*Task details*.
Restate the records below word for word, and omit the images they hold.

*Given data*.

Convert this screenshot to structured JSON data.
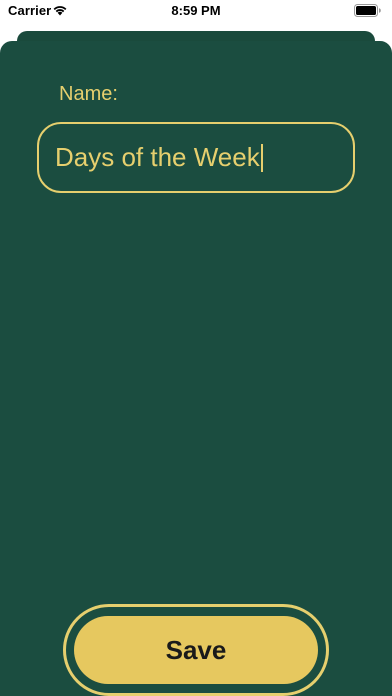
{
  "status_bar": {
    "carrier": "Carrier",
    "time": "8:59 PM"
  },
  "form": {
    "name_label": "Name:",
    "name_value": "Days of the Week"
  },
  "actions": {
    "save_label": "Save"
  },
  "colors": {
    "background": "#1b4d40",
    "accent": "#e6cf6e",
    "button_fill": "#e6c85f"
  },
  "icons": [
    "wifi-icon",
    "battery-icon"
  ]
}
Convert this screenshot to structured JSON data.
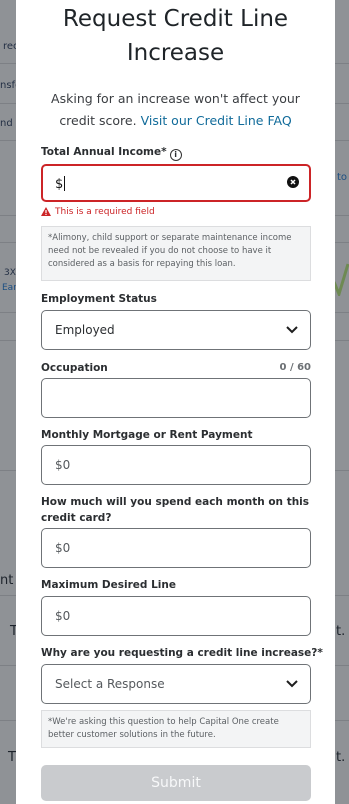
{
  "background": {
    "frag1": "rec",
    "frag2": "nsfe",
    "frag3": "nd",
    "frag4": "to",
    "frag5": "3X",
    "frag6": "Ear",
    "frag7": "nt",
    "frag8": "T",
    "frag9": "t.",
    "frag10": "T",
    "frag11": "t."
  },
  "modal": {
    "title_line1": "Request Credit Line",
    "title_line2": "Increase",
    "subtitle_line1": "Asking for an increase won't affect your",
    "subtitle_line2_prefix": "credit score.",
    "faq_link": "Visit our Credit Line FAQ"
  },
  "income": {
    "label": "Total Annual Income*",
    "value": "$",
    "error": "This is a required field",
    "note": "*Alimony, child support or separate maintenance income need not be revealed if you do not choose to have it considered as a basis for repaying this loan."
  },
  "employment": {
    "label": "Employment Status",
    "selected": "Employed"
  },
  "occupation": {
    "label": "Occupation",
    "counter": "0 / 60",
    "value": ""
  },
  "mortgage": {
    "label": "Monthly Mortgage or Rent Payment",
    "placeholder": "$0"
  },
  "spend": {
    "label": "How much will you spend each month on this credit card?",
    "placeholder": "$0"
  },
  "max_line": {
    "label": "Maximum Desired Line",
    "placeholder": "$0"
  },
  "reason": {
    "label": "Why are you requesting a credit line increase?*",
    "selected": "Select a Response",
    "note": "*We're asking this question to help Capital One create better customer solutions in the future."
  },
  "submit_label": "Submit",
  "colors": {
    "error": "#cc2427",
    "link": "#116b9a",
    "submit_disabled": "#c9cbce"
  }
}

*Task result*.
Convert this screenshot to structured JSON data.
{
  "status_bar": {
    "carrier": "Carrier",
    "time": "8:59 PM"
  },
  "form": {
    "name_label": "Name:",
    "name_value": "Days of the Week"
  },
  "actions": {
    "save_label": "Save"
  },
  "colors": {
    "background": "#1b4d40",
    "accent": "#e6cf6e",
    "button_fill": "#e6c85f"
  },
  "icons": [
    "wifi-icon",
    "battery-icon"
  ]
}
Convert this screenshot to structured JSON data.
{
  "background": {
    "frag1": "rec",
    "frag2": "nsfe",
    "frag3": "nd",
    "frag4": "to",
    "frag5": "3X",
    "frag6": "Ear",
    "frag7": "nt",
    "frag8": "T",
    "frag9": "t.",
    "frag10": "T",
    "frag11": "t."
  },
  "modal": {
    "title_line1": "Request Credit Line",
    "title_line2": "Increase",
    "subtitle_line1": "Asking for an increase won't affect your",
    "subtitle_line2_prefix": "credit score.",
    "faq_link": "Visit our Credit Line FAQ"
  },
  "income": {
    "label": "Total Annual Income*",
    "value": "$",
    "error": "This is a required field",
    "note": "*Alimony, child support or separate maintenance income need not be revealed if you do not choose to have it considered as a basis for repaying this loan."
  },
  "employment": {
    "label": "Employment Status",
    "selected": "Employed"
  },
  "occupation": {
    "label": "Occupation",
    "counter": "0 / 60",
    "value": ""
  },
  "mortgage": {
    "label": "Monthly Mortgage or Rent Payment",
    "placeholder": "$0"
  },
  "spend": {
    "label": "How much will you spend each month on this credit card?",
    "placeholder": "$0"
  },
  "max_line": {
    "label": "Maximum Desired Line",
    "placeholder": "$0"
  },
  "reason": {
    "label": "Why are you requesting a credit line increase?*",
    "selected": "Select a Response",
    "note": "*We're asking this question to help Capital One create better customer solutions in the future."
  },
  "submit_label": "Submit",
  "colors": {
    "error": "#cc2427",
    "link": "#116b9a",
    "submit_disabled": "#c9cbce"
  }
}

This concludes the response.